Vorliegender Text
*-*-*

Aufgrund von Ähnlichkeiten zwischen dem
Hebräerbrief und dem Qumranfragment
11Q Melchisedek haben einige Gelehrte
geschlossen, dass der Hebräerbrief an eine
Essener-Gemeinschaft in Palästina
geschrieben worden sei oder zumindest an
eine Gruppe, die von den
Qumran-Vorstellungen über Melchisedek
beeinflusst wurde. Melchisedeks genaue
Zuordnung in Qumran ist allerdings nicht
völlig eindeutig.
11Q Melchisedek stellt ihn als eine Art
himmlisches Wesen - vielleicht sogar als
Erzengel - dar, der eine eschatologische
Aufgabe dahin gehend erfüllt, dass er Sünde
sühnt, die Feinde Gottes bezwingt und die
Welt richtet. Er wird sogar als
Elohim bezeichnet.
Es gibt einige offensichtliche Ähnlichkeiten
zwischen dem Hebräerbrief und den
Qumran-Dokumenten. Bei genauerer Prüfung
erkennt man jedoch, dass diese Ähnlichkeiten
nicht die jeweiligen Vorstellungen über
Melchisedek betreffen. Sie ergeben sich
vielmehr, wenn man die Melchisedek
betreffende Qumran-Ansicht mit dem
vergleicht, wie der Hebräerbrief Jesus sieht
(
6,20; 7,3.15 ). Die beiden Quellen
stellen ganz unterschiedliche Bilder von
Melchisedek vor. Die eschatologischen und
dem Militär- und Gerichtswesen entnommenen
Bilder aus
11Q Melchisedek fehlen in der
Darstellung Melchisedeks im Hebräerbrief.

*-*-*

Die Aufgabe
Führen Sie den Text über Melchisedek im Hebräerbrief und in den Qumran-Schriften im Anschluss an seinen letzten Satz fort. Die Datensätze werden nicht benötigt.

[Räumliche Layoutdaten]
*-*-*

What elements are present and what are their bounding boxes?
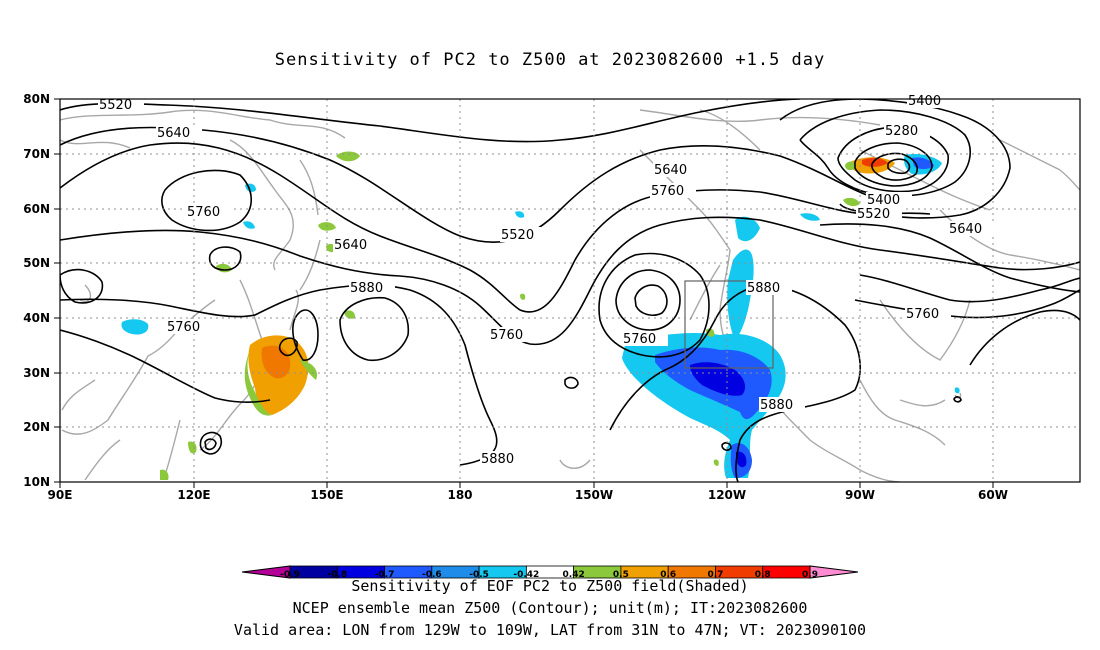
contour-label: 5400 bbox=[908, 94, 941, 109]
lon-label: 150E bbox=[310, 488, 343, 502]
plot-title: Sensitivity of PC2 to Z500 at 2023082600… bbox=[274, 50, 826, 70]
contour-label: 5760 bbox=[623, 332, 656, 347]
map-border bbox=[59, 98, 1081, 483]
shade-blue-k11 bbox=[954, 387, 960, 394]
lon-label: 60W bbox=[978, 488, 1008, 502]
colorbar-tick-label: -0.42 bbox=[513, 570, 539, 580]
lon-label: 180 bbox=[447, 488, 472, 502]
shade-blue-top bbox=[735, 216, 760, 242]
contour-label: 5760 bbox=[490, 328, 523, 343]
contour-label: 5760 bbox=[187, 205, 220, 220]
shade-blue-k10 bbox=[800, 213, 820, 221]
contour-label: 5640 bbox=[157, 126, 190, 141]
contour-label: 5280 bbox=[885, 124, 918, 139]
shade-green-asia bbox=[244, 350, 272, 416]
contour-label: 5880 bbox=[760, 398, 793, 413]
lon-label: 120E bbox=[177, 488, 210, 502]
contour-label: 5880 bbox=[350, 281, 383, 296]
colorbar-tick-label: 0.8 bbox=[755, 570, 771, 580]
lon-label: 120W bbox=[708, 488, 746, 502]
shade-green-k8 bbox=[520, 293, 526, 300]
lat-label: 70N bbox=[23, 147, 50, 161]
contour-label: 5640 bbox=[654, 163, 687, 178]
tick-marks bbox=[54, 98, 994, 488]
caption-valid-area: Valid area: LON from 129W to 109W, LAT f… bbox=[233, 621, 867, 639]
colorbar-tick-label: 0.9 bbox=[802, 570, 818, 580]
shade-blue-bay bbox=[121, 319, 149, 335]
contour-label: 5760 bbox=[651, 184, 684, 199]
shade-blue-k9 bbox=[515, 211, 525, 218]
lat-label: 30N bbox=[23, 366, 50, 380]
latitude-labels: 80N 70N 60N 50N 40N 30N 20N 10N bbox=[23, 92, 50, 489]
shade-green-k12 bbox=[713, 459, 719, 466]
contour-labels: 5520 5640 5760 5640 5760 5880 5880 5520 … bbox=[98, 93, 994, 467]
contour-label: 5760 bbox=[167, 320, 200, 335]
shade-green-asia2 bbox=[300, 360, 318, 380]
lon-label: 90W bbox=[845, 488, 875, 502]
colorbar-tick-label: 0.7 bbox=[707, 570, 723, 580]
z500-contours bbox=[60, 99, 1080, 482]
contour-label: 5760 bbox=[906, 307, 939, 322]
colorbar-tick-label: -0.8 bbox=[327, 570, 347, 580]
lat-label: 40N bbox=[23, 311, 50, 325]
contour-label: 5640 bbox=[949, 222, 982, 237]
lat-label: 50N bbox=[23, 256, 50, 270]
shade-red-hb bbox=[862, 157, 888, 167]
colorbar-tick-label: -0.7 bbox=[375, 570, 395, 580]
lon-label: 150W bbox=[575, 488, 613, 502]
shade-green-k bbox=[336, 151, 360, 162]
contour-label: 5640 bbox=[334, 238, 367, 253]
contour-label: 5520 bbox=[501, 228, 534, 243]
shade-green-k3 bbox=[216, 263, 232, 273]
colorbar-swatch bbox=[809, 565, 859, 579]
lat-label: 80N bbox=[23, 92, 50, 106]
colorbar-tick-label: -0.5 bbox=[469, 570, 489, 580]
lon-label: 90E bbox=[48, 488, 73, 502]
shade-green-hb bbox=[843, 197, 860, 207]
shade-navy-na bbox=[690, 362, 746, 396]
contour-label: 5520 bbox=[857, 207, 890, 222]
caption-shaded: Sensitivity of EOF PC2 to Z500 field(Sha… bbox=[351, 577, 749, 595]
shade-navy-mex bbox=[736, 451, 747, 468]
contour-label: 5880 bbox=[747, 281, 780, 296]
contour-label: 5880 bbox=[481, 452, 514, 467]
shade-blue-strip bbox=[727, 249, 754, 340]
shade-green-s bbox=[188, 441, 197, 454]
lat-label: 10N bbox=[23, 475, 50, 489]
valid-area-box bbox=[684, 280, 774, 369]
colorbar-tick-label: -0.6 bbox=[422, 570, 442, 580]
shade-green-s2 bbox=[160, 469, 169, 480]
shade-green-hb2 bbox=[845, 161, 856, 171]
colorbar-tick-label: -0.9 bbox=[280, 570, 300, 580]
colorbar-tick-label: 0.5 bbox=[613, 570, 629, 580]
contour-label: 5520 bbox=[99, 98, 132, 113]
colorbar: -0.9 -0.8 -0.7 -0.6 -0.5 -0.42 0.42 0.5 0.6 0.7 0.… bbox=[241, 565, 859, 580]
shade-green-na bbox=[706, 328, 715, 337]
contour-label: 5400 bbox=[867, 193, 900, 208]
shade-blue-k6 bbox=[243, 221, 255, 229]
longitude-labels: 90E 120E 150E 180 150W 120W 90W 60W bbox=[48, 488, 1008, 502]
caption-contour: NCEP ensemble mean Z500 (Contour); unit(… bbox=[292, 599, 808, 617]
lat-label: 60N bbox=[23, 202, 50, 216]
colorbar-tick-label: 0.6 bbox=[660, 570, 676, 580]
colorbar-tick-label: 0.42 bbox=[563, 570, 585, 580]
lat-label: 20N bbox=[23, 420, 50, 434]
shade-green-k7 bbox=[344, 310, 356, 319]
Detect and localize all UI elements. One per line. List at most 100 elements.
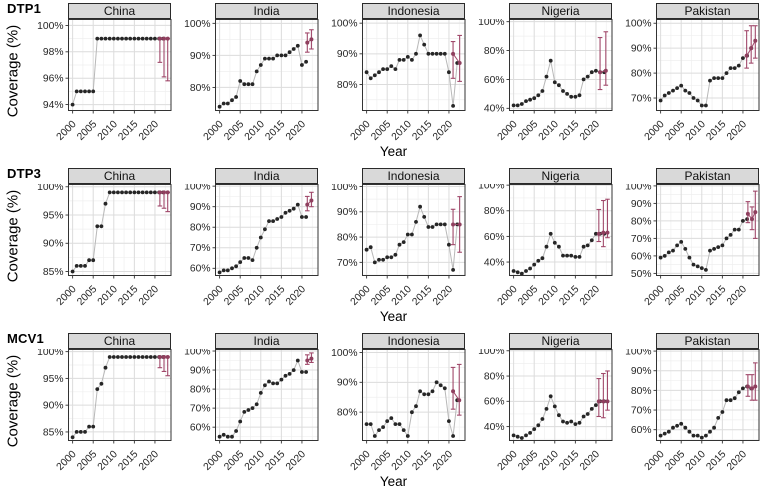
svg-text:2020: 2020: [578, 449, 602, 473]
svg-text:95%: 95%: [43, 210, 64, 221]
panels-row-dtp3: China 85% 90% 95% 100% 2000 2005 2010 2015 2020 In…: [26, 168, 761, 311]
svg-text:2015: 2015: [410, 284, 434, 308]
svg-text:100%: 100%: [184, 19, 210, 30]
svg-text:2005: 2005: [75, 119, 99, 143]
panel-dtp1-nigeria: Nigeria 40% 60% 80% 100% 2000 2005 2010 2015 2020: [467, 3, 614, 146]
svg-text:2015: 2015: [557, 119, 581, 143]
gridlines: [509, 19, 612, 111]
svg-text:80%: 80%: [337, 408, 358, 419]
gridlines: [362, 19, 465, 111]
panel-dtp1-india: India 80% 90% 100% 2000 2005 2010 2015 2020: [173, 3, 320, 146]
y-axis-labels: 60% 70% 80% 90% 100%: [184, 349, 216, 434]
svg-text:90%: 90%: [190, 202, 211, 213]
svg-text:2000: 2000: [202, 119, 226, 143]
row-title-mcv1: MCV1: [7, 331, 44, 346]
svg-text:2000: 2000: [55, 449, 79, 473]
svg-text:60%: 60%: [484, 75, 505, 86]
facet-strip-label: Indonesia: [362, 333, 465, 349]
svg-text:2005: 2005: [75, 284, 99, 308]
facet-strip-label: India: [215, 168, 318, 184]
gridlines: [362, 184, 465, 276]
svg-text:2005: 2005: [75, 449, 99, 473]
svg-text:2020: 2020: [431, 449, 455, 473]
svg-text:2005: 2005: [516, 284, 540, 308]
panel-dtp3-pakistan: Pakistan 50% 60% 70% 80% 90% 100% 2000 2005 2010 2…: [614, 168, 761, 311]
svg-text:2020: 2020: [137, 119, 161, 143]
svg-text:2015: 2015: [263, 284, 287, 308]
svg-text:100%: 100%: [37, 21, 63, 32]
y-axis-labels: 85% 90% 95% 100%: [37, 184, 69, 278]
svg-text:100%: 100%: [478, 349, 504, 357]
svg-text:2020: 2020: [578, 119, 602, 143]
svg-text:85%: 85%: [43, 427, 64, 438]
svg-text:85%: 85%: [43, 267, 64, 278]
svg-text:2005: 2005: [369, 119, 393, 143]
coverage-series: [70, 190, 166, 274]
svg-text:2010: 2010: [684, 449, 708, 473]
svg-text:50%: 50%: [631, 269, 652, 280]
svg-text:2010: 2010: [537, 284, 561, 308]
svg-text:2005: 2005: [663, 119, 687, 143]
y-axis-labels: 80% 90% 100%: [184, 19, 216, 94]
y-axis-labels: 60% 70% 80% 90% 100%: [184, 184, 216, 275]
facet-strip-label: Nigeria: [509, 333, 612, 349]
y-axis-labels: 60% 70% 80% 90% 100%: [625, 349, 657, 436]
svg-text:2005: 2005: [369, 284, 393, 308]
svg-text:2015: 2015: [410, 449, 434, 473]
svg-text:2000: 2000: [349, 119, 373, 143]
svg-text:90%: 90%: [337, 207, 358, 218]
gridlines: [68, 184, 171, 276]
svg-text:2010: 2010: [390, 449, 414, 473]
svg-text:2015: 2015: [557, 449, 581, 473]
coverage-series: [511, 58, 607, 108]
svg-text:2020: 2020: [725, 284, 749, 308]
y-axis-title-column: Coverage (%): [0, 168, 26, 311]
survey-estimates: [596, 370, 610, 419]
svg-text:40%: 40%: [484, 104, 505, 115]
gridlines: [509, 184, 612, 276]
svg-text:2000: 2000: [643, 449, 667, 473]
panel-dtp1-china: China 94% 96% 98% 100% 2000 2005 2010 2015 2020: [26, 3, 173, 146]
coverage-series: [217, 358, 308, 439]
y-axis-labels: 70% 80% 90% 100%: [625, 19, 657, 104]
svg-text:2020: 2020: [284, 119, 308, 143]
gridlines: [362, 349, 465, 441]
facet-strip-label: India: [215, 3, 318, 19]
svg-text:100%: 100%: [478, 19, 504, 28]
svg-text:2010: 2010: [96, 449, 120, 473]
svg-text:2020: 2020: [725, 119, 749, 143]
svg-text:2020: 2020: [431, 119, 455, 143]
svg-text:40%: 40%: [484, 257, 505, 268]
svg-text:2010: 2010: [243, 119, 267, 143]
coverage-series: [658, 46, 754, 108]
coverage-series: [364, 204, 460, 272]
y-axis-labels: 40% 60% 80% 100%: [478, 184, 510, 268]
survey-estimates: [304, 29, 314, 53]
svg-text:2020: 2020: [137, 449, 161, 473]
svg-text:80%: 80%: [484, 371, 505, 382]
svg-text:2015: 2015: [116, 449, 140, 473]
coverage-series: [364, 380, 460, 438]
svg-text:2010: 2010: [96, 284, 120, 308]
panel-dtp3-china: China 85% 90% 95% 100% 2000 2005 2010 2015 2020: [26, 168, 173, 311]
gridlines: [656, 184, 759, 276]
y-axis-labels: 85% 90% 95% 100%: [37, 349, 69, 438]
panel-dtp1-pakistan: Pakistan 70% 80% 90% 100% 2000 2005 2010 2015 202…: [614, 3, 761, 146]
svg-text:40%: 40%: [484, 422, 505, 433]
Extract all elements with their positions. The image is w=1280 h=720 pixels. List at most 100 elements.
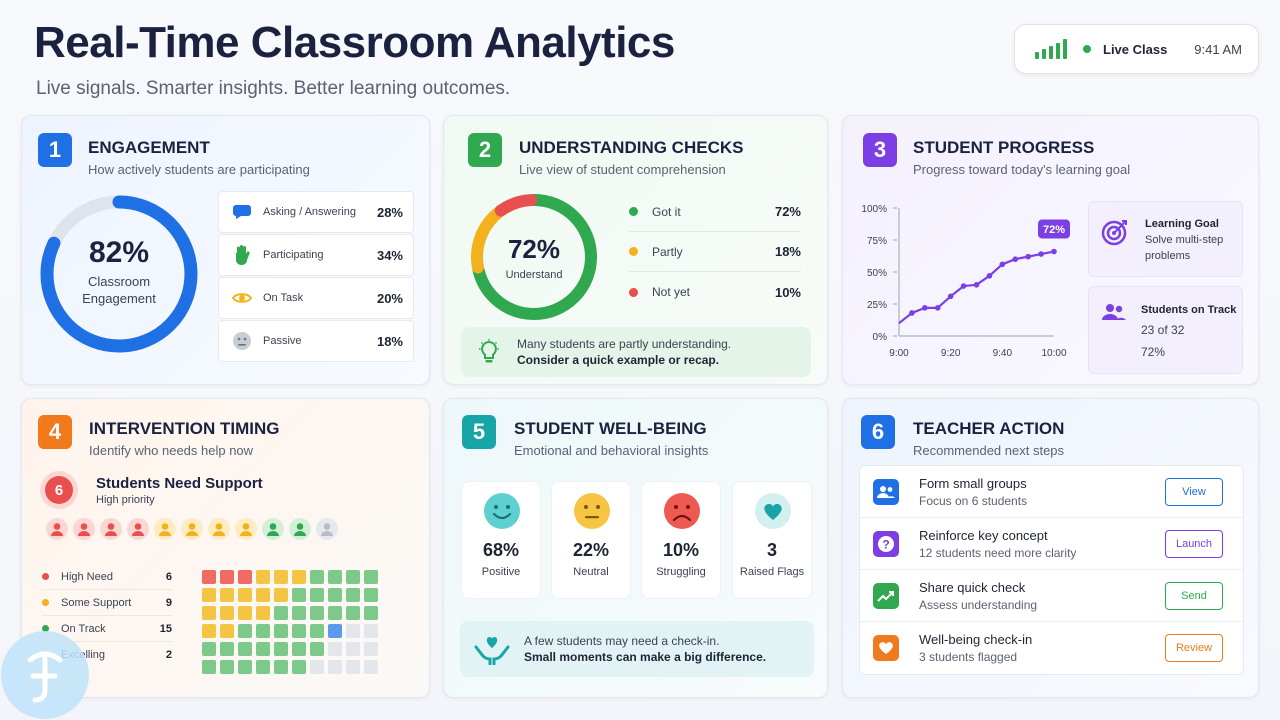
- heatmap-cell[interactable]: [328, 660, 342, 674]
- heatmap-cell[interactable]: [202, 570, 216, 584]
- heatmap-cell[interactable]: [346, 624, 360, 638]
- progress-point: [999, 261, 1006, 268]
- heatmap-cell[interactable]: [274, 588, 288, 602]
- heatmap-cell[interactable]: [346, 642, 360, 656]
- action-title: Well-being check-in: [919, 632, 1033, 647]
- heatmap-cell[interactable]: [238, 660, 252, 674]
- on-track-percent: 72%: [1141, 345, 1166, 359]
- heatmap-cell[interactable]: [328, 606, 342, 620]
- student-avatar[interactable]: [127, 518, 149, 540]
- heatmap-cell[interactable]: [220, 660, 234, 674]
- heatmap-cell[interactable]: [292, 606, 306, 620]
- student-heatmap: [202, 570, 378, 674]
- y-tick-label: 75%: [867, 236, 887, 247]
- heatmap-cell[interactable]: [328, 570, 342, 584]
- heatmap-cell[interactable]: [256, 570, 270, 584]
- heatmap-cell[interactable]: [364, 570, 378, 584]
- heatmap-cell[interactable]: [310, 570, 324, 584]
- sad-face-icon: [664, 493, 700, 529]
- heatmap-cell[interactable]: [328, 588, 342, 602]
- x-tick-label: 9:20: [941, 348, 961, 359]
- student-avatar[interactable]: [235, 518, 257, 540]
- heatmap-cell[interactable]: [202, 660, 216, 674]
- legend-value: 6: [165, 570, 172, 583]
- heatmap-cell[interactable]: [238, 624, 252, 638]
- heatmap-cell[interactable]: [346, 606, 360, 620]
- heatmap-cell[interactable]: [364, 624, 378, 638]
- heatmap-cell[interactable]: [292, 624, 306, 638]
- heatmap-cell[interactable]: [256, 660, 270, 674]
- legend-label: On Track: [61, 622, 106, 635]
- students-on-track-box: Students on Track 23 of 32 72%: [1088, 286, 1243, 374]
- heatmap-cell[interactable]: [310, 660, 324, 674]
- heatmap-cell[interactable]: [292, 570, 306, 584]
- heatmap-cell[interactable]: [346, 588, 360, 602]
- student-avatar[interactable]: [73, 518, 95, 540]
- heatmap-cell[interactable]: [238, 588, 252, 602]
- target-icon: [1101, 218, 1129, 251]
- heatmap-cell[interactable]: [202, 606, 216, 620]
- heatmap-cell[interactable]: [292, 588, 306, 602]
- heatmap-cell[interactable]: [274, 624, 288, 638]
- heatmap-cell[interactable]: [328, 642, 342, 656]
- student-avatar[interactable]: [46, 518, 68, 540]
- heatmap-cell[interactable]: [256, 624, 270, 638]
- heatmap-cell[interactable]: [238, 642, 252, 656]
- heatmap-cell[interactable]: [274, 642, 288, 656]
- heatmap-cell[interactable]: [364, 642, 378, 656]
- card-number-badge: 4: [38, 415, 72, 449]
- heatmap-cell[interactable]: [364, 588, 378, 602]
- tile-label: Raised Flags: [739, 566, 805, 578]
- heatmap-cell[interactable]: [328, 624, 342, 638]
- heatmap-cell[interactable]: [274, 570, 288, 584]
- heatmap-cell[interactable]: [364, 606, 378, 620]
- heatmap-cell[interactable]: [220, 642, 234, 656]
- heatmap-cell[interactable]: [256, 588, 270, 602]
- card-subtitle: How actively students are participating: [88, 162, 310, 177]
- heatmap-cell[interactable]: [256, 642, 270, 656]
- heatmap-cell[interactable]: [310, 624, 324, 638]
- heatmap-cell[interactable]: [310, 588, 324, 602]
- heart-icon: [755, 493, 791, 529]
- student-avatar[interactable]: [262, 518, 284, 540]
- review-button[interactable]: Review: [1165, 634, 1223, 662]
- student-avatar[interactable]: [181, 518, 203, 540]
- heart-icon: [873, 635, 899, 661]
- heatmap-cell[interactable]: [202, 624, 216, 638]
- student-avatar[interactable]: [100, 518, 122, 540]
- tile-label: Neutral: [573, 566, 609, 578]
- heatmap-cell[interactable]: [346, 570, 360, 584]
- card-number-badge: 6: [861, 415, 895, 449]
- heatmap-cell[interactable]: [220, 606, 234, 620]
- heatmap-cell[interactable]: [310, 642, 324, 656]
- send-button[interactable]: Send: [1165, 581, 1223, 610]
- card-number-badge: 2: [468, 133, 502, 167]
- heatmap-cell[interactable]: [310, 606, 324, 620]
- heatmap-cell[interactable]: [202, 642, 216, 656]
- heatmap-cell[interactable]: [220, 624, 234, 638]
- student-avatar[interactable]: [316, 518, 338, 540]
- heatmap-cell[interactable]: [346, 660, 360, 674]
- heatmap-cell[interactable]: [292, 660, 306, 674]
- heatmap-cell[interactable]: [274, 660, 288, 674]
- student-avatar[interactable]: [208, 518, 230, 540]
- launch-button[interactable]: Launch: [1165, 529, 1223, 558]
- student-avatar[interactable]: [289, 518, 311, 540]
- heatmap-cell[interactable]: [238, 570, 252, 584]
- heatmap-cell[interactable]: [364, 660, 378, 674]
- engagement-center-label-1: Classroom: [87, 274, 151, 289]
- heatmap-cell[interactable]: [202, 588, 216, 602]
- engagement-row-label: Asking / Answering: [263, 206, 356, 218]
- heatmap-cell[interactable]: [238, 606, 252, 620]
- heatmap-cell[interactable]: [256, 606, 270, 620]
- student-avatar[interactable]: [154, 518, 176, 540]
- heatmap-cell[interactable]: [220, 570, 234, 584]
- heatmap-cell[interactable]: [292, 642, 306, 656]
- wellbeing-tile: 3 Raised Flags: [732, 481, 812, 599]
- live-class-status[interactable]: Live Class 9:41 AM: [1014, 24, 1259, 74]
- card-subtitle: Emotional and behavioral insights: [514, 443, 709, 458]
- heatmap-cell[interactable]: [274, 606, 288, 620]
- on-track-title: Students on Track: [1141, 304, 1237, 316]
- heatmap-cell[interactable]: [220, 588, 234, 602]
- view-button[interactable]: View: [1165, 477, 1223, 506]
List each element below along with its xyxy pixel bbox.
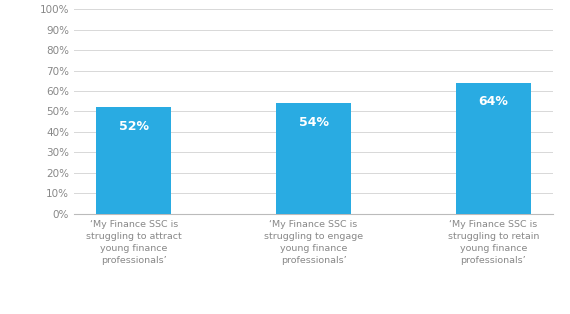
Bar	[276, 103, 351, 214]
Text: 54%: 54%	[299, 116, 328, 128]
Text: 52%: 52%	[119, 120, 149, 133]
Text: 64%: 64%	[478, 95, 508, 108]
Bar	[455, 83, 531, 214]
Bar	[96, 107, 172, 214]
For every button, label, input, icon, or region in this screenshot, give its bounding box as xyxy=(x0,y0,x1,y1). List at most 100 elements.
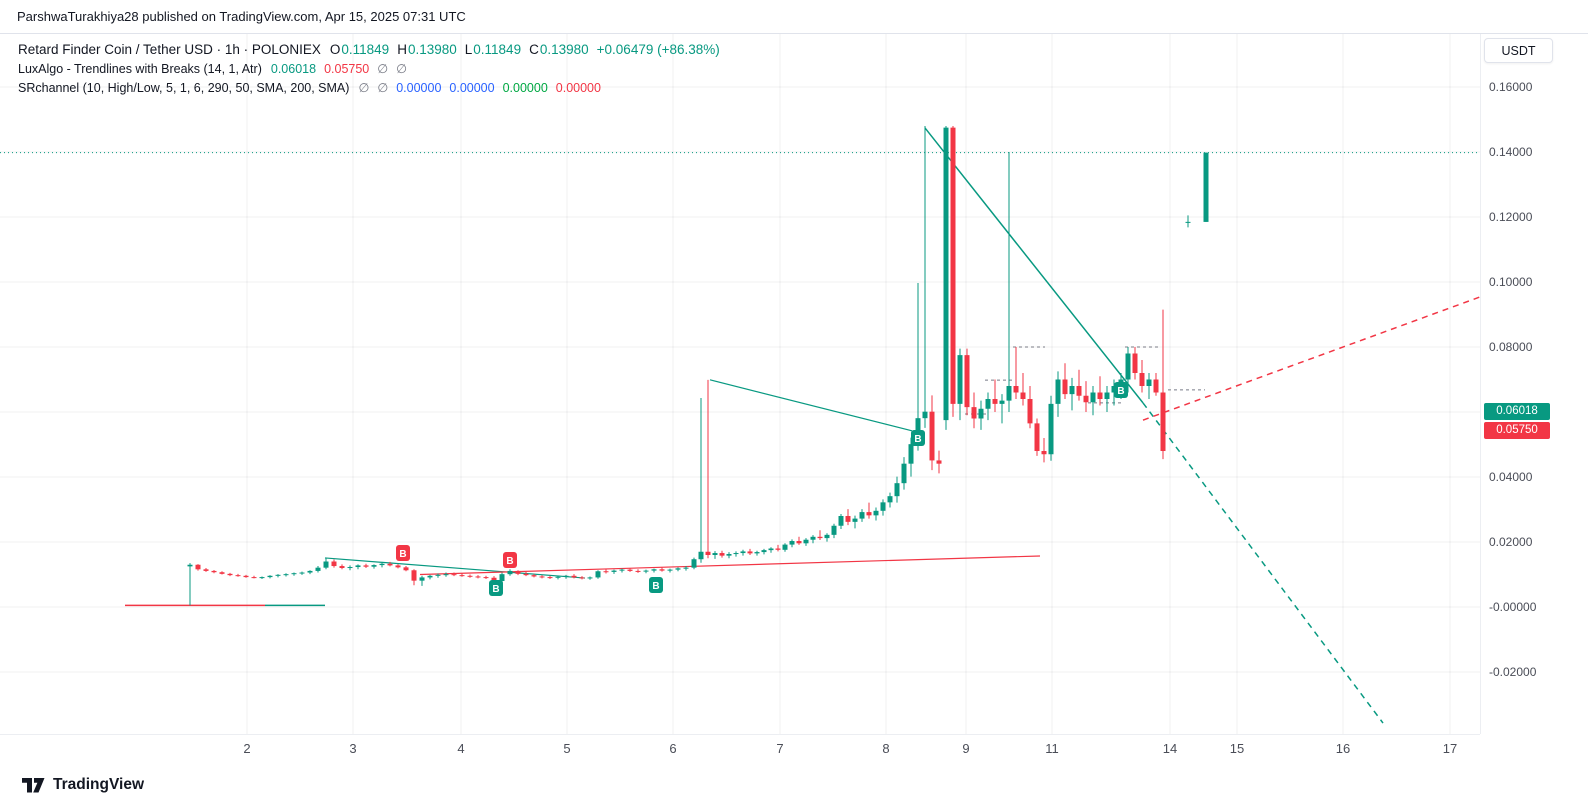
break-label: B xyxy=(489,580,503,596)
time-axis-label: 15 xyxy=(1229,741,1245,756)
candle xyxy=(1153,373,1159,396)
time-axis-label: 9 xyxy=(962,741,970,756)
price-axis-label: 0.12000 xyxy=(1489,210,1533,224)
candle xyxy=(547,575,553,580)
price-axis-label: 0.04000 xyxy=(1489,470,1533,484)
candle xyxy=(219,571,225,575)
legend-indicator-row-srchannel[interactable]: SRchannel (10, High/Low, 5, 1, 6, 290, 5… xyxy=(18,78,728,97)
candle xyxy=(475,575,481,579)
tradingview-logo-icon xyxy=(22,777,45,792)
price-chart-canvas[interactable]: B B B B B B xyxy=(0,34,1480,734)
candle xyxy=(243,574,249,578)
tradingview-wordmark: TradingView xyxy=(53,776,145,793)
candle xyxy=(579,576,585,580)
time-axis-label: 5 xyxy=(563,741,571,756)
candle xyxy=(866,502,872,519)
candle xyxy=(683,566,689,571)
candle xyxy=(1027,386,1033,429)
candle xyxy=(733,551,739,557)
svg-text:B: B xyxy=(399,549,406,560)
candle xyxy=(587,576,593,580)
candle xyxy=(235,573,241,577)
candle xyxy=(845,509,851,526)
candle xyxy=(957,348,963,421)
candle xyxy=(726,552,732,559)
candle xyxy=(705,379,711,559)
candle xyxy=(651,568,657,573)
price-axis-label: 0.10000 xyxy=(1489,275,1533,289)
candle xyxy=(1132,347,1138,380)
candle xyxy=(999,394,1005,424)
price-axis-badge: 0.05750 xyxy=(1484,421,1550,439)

*-*-*

Richtige Antwort
Hier sieht ihn der Schreiber vielmehr als
geschichtliches Vorbild auf Christus, nicht
als eschatologischen Welterlöser.
Wenn der Autor des Hebräerbriefes Qumrans
Ansicht über Melchisedek vertreten hätte,
würden sich bedeutsame eschatologische und
theologische Auswirkungen im Brief finden.
Wenn der Hebräerbrief Melchisedek den
gleichen Status eingeräumt hätte wie die
Qumranleute, wäre mit ihm ein Gegenspieler
Christi vorgestellt worden. Doch der
Schreiber des Hebräerbriefes erwähnt in
seiner Erörterung der Überlegenheit Jesu
gegenüber den Engeln (
1,4-2,9 ) Melchisedek an keiner Stelle.
Umgekehrt hält es der Verfasser für
notwendig, den Nachweis zu erbringen, dass
Melchisedek Abraham überlegen ist. Dies
hätte er nicht getan, wenn Melchisedek für
die Leser ein Engelwesen gewesen wäre. Aus
diesen Gründen ist kaum anzunehmen, dass die
Briefempfänger mit Qumran in Verbindung
standen.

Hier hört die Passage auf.